:: Exercise prompt ::
In the listing that follows, count each line containing the string "What" and report only the count.

[Data excerpts]
————————

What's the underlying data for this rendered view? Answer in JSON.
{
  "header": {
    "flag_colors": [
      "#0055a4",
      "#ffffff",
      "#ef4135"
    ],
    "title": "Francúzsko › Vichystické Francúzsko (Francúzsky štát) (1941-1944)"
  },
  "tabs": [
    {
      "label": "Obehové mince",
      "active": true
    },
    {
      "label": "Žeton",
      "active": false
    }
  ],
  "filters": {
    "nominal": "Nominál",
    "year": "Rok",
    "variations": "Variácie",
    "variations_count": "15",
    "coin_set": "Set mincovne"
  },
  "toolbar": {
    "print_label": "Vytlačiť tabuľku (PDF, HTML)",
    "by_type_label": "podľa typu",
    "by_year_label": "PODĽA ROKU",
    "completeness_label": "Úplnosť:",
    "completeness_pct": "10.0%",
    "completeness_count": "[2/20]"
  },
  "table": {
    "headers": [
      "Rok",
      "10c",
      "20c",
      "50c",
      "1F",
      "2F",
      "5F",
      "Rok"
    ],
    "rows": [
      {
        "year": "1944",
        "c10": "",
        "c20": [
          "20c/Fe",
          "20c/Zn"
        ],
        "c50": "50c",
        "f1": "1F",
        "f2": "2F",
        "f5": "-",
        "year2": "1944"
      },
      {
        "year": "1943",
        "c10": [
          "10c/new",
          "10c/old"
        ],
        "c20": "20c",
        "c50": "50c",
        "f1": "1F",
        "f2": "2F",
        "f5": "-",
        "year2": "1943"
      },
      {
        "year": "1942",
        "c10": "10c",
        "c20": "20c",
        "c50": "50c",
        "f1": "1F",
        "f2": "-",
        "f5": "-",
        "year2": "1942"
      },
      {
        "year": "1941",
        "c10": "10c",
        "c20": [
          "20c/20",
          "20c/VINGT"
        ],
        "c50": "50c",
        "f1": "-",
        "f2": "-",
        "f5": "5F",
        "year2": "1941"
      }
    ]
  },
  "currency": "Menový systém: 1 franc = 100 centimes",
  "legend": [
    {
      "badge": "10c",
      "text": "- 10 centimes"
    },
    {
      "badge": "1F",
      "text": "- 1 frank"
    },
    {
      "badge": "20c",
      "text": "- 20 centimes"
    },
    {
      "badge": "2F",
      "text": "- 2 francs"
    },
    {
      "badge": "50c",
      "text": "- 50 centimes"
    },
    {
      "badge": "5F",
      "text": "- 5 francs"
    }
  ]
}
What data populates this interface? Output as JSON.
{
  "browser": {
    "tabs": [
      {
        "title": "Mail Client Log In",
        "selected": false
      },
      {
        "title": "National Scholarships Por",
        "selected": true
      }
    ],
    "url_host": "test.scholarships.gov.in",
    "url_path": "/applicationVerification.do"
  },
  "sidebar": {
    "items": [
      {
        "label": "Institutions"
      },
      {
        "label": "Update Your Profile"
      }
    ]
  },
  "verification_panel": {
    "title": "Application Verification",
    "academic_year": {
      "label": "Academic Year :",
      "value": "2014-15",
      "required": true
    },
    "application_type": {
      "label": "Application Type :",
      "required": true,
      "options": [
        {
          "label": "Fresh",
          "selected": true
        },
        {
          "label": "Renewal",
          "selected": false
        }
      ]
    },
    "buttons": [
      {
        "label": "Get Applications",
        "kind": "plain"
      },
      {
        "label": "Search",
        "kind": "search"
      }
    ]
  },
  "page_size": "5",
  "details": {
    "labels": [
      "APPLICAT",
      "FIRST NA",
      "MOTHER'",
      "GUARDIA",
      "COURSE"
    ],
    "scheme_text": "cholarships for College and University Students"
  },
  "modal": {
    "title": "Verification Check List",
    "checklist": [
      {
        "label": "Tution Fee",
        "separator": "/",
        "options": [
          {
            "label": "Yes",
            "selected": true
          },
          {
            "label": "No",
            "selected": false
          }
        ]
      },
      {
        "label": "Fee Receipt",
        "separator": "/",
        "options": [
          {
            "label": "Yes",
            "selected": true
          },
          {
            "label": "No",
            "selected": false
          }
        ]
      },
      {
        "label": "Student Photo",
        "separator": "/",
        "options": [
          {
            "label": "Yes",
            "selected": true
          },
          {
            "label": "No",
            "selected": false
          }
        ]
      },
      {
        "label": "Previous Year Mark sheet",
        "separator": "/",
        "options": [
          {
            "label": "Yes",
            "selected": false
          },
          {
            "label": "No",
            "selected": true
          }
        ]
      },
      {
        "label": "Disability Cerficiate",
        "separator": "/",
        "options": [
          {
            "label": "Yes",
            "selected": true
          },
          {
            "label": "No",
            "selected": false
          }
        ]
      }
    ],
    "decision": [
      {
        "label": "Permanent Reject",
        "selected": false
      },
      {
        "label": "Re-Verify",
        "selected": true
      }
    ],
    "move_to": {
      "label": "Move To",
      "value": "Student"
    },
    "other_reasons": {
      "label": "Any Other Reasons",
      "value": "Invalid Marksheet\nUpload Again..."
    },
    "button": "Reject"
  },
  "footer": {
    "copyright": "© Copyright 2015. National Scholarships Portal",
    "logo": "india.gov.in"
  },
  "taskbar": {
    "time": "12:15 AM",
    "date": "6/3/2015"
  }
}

————————

:: Answer to the exercise ::
2